# Your task:
Find the lines of data that contain the string "none", then list them.

# Data to use:

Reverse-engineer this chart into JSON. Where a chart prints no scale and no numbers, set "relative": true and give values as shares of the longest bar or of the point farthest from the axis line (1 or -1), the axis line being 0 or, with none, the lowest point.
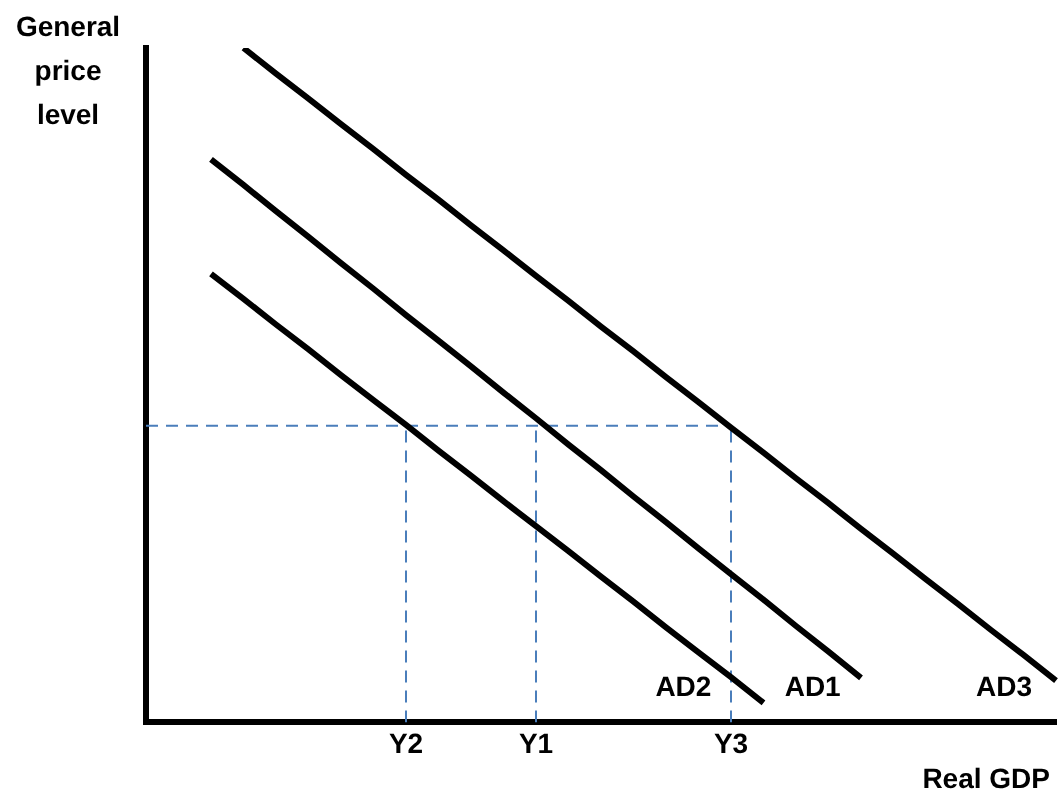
{
  "chart_data": {
    "type": "line",
    "xlabel": "Real GDP",
    "ylabel": "General price level",
    "relative": true,
    "categories": [
      null,
      null,
      null,
      null,
      null,
      null,
      null,
      null,
      "Y2",
      null,
      null,
      null,
      "Y1",
      null,
      null,
      null,
      null,
      null,
      "Y3",
      null,
      null,
      null,
      null,
      null,
      null,
      null,
      null,
      null,
      null
    ],
    "tick_labels": "x",
    "grid": false,
    "legend": false,
    "marker": "none",
    "series": [
      {
        "name": "AD2",
        "color": "#000000",
        "values": [
          null,
          null,
          0.665,
          0.628,
          0.59,
          0.553,
          0.515,
          0.478,
          0.441,
          0.403,
          0.366,
          0.328,
          0.291,
          0.254,
          0.216,
          0.179,
          0.141,
          0.104,
          0.067,
          0.029,
          null,
          null,
          null,
          null,
          null,
          null,
          null,
          null,
          null
        ]
      },
      {
        "name": "AD1",
        "color": "#000000",
        "values": [
          null,
          null,
          0.835,
          0.797,
          0.758,
          0.72,
          0.681,
          0.643,
          0.604,
          0.566,
          0.528,
          0.489,
          0.451,
          0.412,
          0.374,
          0.335,
          0.297,
          0.258,
          0.22,
          0.182,
          0.143,
          0.105,
          0.066,
          null,
          null,
          null,
          null,
          null,
          null
        ]
      },
      {
        "name": "AD3",
        "color": "#000000",
        "values": [
          null,
          null,
          null,
          1,
          0.962,
          0.925,
          0.887,
          0.85,
          0.812,
          0.775,
          0.737,
          0.7,
          0.662,
          0.625,
          0.587,
          0.55,
          0.512,
          0.475,
          0.437,
          0.4,
          0.362,
          0.325,
          0.287,
          0.25,
          0.212,
          0.175,
          0.137,
          0.1,
          0.062
        ]
      },
      {
        "color": "#4a7ebb",
        "line_style": "dashed",
        "values": [
          0.44,
          0.44,
          0.44,
          0.44,
          0.44,
          0.44,
          0.44,
          0.44,
          0.44,
          0.44,
          0.44,
          0.44,
          0.44,
          0.44,
          0.44,
          0.44,
          0.44,
          0.44,
          0.44,
          null,
          null,
          null,
          null,
          null,
          null,
          null,
          null,
          null,
          null
        ]
      },
      {
        "color": "#4a7ebb",
        "line_style": "dashed",
        "x": [
          "Y2",
          "Y2"
        ],
        "values": [
          0,
          0.44
        ]
      },
      {
        "color": "#4a7ebb",
        "line_style": "dashed",
        "x": [
          "Y1",
          "Y1"
        ],
        "values": [
          0,
          0.44
        ]
      },
      {
        "color": "#4a7ebb",
        "line_style": "dashed",
        "x": [
          "Y3",
          "Y3"
        ],
        "values": [
          0,
          0.44
        ]
      }
    ]
  }
}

# Complete output:
Reverse-engineer this chart into JSON. Where a chart prints no scale and no numbers, set "relative": true and give values as shares of the longest bar or of the point farthest from the axis line (1 or -1), the axis line being 0 or, with none, the lowest point.
    "marker": "none",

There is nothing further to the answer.